PROBLEM STATEMENT :: In the entries below, find the lines with the word "frac" and copy them.

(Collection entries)

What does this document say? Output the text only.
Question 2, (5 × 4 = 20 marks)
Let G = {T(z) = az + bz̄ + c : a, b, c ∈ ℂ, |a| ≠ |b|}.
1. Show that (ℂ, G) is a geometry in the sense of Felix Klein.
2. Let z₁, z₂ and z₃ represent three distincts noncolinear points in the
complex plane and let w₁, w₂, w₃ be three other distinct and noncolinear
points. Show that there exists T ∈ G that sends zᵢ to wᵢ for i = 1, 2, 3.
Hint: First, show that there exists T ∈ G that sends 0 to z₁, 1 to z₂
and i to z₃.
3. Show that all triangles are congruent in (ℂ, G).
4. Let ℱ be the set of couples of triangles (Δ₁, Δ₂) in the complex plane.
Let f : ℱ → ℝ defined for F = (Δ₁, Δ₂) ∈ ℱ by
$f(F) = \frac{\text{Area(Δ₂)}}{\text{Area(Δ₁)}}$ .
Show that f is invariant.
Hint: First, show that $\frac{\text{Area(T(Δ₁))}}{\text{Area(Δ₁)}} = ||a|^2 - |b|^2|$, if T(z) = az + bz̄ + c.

ANSWER BELOW ::
$f(F) = \frac{\text{Area(Δ₂)}}{\text{Area(Δ₁)}}$ .
Hint: First, show that $\frac{\text{Area(T(Δ₁))}}{\text{Area(Δ₁)}} = ||a|^2 - |b|^2|$, if T(z) = az + bz̄ + c.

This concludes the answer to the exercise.